[start of TASK INPUTS]

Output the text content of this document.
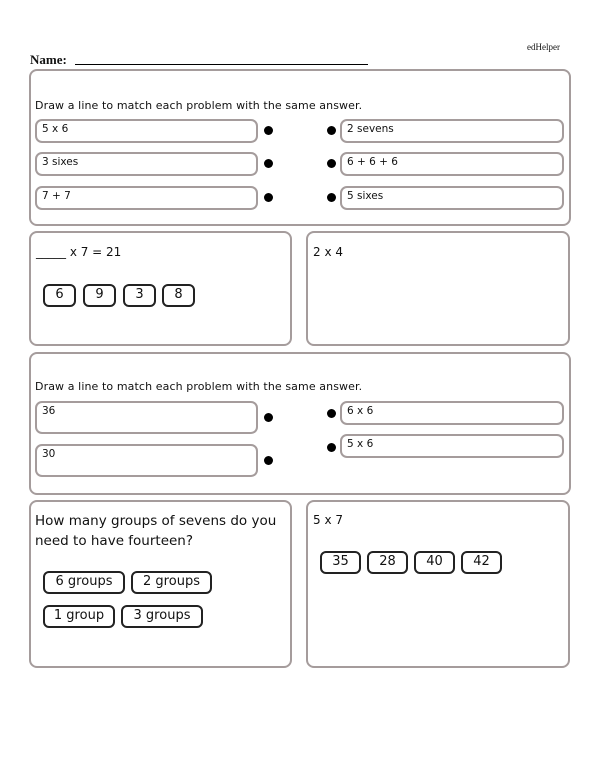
edHelper
Name:
Draw a line to match each problem with the same answer.
5 x 6
3 sixes
7 + 7
2 sevens
6 + 6 + 6
5 sixes
_____ x 7 = 21
6	9	3	8
2 x 4
Draw a line to match each problem with the same answer.
36
30
6 x 6
5 x 6
How many groups of sevens do you
need to have fourteen?
6 groups	2 groups
1 group	3 groups
5 x 7
35	28	40	42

[end of TASK INPUTS]

## WHAT TO DO
In the entries above, find every line with the word "groups" and list it.

## REPLY TO THE EXERCISE
How many groups of sevens do you
6 groups	2 groups
1 group	3 groups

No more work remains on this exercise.